- [Task item]: Determine the count of lines containing "text" in the entries below and return only that figure.

┌─ Material for the task

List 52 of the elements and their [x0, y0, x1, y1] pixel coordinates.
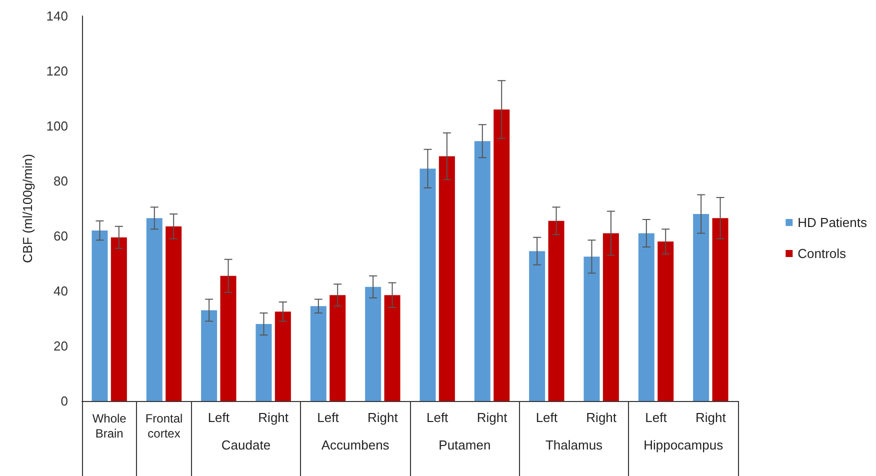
y-tick-label: 60	[54, 228, 68, 244]
bar	[494, 110, 510, 401]
bar	[384, 295, 400, 401]
bar	[693, 214, 710, 401]
text: Caudate	[221, 438, 271, 452]
bar	[110, 237, 127, 401]
x-tick-label: Left	[208, 410, 230, 425]
y-tick-label: 140	[46, 8, 68, 24]
bar	[201, 310, 218, 401]
text: Putamen	[438, 438, 491, 452]
y-tick-label: 80	[54, 174, 68, 188]
bar	[330, 295, 346, 401]
x-tick-label: Left	[536, 410, 558, 425]
text: Thalamus	[545, 438, 604, 452]
bar	[638, 233, 654, 401]
bar	[658, 242, 674, 401]
x-tick-label: Whole Brain	[92, 412, 127, 440]
bar	[146, 218, 162, 401]
bar	[584, 256, 600, 401]
x-tick-label: Right	[367, 410, 398, 425]
y-tick-label: 100	[46, 118, 68, 134]
y-tick-label: 40	[54, 284, 68, 298]
bar	[438, 156, 455, 401]
bar	[166, 226, 182, 401]
x-tick-label: Left	[426, 410, 449, 425]
x-tick-label: Right	[586, 410, 617, 425]
x-tick-label: Frontal cortex	[145, 412, 183, 440]
x-tick-label: Left	[645, 410, 668, 425]
bar	[548, 220, 564, 401]
bar	[529, 251, 546, 401]
legend-label: HD Patients	[798, 215, 868, 230]
bar	[274, 312, 291, 401]
bar	[420, 168, 436, 401]
bar	[256, 324, 272, 401]
text: Hippocampus	[644, 438, 724, 452]
bar	[602, 233, 619, 401]
x-tick-label: Right	[695, 410, 726, 425]
x-tick-label: Left	[317, 410, 340, 425]
y-tick-label: 0	[60, 394, 68, 408]
text: Accumbens	[321, 438, 390, 452]
x-tick-label: Right	[258, 410, 289, 425]
y-tick-label: 20	[54, 338, 68, 354]
x-tick-label: Right	[476, 410, 508, 425]
y-tick-label: 120	[46, 64, 68, 78]
bar	[474, 141, 490, 401]
bar	[92, 230, 108, 401]
bar	[712, 218, 728, 401]
y-axis-title: CBF (ml/100g/min)	[20, 154, 35, 264]
bar	[310, 306, 326, 401]
bar	[220, 276, 236, 401]
legend-label: Controls	[798, 246, 847, 261]
bar	[365, 286, 382, 401]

└─

- [Output for this exercise]: 5